Records from a collection:
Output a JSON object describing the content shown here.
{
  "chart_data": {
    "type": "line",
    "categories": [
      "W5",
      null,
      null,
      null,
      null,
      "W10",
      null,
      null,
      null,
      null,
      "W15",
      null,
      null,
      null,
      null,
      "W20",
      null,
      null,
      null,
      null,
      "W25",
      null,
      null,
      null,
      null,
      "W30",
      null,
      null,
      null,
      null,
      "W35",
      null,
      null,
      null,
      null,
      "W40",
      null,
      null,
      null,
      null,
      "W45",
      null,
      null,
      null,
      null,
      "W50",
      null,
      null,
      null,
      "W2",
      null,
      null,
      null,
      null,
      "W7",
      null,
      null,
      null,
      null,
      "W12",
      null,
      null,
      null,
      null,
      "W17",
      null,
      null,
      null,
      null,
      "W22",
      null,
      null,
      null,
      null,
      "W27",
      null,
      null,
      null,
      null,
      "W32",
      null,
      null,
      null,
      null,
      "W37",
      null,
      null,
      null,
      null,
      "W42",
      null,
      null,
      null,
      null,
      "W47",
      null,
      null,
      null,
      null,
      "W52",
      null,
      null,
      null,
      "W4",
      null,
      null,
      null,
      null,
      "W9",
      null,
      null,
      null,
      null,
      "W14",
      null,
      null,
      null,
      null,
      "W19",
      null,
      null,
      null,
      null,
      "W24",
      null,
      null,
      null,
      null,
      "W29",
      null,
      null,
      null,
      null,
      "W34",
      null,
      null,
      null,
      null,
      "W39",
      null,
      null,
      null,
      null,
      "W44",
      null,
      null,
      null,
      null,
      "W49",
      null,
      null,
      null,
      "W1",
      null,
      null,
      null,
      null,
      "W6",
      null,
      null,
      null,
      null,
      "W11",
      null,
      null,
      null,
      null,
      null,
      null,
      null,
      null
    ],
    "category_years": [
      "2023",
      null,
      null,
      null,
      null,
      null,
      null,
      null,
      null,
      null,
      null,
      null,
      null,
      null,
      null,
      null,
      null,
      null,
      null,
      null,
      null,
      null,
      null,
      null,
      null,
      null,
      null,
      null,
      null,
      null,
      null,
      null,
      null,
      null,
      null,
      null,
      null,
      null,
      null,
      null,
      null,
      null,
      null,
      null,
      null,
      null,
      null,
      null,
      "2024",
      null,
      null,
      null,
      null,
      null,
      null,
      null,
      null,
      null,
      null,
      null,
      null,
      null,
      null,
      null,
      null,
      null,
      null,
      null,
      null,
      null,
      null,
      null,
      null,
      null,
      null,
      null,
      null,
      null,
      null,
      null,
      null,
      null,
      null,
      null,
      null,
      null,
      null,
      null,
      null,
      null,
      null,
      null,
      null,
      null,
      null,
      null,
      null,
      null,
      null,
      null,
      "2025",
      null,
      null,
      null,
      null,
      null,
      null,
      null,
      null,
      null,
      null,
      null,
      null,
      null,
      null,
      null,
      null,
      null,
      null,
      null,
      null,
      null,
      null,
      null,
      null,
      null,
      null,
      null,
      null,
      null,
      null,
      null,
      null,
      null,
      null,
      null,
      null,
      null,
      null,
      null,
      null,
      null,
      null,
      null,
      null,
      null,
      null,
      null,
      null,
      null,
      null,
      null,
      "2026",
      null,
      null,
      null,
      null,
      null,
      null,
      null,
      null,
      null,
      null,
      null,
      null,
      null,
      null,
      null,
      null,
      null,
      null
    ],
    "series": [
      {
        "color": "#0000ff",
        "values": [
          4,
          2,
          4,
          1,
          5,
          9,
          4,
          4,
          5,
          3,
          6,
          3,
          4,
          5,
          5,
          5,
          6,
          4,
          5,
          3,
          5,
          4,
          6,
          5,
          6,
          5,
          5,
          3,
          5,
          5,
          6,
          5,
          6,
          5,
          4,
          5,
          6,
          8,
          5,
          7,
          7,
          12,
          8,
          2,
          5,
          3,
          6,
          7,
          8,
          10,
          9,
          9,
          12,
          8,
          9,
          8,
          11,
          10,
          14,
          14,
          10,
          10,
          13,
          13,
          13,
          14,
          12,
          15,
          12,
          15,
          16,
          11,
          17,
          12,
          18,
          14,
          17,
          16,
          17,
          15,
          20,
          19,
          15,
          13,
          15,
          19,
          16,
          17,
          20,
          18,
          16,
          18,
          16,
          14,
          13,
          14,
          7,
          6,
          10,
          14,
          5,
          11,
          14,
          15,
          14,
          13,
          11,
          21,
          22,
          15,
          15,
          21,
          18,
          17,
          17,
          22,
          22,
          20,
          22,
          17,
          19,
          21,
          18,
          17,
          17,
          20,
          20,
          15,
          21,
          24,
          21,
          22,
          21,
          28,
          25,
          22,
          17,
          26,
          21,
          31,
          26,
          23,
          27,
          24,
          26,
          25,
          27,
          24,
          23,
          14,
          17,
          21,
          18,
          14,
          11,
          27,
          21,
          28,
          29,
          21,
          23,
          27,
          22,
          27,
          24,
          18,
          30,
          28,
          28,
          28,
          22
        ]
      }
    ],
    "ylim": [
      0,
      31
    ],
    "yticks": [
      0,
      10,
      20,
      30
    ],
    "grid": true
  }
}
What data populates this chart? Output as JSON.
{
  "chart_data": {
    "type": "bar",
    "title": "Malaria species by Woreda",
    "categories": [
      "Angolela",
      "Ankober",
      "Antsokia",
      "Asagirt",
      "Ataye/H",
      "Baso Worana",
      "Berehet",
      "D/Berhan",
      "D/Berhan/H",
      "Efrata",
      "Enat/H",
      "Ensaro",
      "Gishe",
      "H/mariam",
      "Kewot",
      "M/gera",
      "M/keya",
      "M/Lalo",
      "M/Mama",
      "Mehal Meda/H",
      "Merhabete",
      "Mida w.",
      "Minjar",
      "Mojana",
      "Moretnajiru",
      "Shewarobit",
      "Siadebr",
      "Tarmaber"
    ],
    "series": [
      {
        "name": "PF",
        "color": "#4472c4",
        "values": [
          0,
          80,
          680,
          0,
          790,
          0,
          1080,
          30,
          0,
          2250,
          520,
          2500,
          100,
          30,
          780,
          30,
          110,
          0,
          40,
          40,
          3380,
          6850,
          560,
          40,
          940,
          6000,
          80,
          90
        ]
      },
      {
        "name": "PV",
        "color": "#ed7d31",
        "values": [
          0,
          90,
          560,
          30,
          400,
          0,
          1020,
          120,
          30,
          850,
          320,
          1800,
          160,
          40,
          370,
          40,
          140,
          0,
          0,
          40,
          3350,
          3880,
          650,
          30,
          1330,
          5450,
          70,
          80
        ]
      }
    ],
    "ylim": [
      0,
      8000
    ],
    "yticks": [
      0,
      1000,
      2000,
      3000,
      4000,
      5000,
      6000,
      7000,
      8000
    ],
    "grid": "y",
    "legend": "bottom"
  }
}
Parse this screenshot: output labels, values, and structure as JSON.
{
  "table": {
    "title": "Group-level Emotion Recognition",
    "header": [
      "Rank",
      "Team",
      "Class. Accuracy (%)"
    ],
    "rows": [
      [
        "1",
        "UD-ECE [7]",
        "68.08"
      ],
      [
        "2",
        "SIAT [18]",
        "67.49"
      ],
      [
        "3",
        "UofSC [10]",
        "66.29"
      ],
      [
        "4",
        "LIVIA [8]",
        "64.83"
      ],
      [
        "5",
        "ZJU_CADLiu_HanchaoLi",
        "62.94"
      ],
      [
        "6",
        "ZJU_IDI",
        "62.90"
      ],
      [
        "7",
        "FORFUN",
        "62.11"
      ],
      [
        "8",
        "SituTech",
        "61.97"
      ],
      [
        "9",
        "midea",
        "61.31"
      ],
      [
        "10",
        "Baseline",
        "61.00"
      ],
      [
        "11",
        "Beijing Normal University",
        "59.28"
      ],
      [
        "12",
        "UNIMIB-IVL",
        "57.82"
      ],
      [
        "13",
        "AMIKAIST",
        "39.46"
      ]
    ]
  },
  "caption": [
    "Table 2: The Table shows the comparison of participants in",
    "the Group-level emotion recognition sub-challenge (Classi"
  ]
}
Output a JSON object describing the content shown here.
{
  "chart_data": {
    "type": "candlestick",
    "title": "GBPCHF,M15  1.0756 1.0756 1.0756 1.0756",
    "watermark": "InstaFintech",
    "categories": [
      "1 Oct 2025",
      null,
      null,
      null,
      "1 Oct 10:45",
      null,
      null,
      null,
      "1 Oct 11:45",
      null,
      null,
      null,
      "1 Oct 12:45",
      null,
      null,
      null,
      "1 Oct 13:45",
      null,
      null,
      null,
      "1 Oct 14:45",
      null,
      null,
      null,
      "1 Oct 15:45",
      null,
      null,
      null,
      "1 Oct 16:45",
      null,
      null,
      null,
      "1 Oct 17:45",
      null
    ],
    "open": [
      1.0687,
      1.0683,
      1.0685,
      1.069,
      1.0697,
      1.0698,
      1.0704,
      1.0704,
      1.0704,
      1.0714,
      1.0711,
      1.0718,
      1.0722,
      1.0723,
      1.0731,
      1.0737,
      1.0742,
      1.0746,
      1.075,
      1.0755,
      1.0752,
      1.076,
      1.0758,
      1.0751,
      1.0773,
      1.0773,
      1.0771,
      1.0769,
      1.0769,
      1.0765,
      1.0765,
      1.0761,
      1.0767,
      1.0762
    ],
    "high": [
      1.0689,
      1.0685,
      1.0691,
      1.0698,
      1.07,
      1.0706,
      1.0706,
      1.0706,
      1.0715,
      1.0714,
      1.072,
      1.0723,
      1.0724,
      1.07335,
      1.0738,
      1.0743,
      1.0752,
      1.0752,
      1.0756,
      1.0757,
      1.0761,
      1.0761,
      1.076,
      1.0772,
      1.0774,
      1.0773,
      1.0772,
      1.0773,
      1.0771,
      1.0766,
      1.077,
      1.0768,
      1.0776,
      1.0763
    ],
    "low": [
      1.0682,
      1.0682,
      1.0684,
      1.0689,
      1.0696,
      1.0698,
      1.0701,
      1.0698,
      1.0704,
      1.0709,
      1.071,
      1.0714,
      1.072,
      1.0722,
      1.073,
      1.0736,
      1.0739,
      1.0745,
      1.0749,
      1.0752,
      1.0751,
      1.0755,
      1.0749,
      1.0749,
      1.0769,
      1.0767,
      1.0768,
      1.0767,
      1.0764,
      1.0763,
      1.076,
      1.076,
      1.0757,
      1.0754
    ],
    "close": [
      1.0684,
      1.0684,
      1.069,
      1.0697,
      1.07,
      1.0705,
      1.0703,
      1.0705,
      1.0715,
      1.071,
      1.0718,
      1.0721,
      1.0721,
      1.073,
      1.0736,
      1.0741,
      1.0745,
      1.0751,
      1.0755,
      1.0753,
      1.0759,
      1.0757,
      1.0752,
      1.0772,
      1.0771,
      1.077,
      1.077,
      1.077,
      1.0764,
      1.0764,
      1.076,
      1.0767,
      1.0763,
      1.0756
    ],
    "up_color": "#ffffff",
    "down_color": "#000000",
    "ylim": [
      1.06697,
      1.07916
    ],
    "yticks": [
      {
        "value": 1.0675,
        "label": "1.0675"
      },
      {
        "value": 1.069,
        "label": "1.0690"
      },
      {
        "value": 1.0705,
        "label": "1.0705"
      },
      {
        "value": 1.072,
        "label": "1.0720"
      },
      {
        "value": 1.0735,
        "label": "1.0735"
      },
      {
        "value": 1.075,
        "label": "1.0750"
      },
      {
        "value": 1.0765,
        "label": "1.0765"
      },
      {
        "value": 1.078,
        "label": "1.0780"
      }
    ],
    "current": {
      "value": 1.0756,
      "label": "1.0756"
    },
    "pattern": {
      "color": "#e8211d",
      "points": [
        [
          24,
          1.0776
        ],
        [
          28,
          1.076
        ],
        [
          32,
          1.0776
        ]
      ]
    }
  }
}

[The task]: Only a number is needed: how many lines of the material above contain "Group"?

[Final result]: 2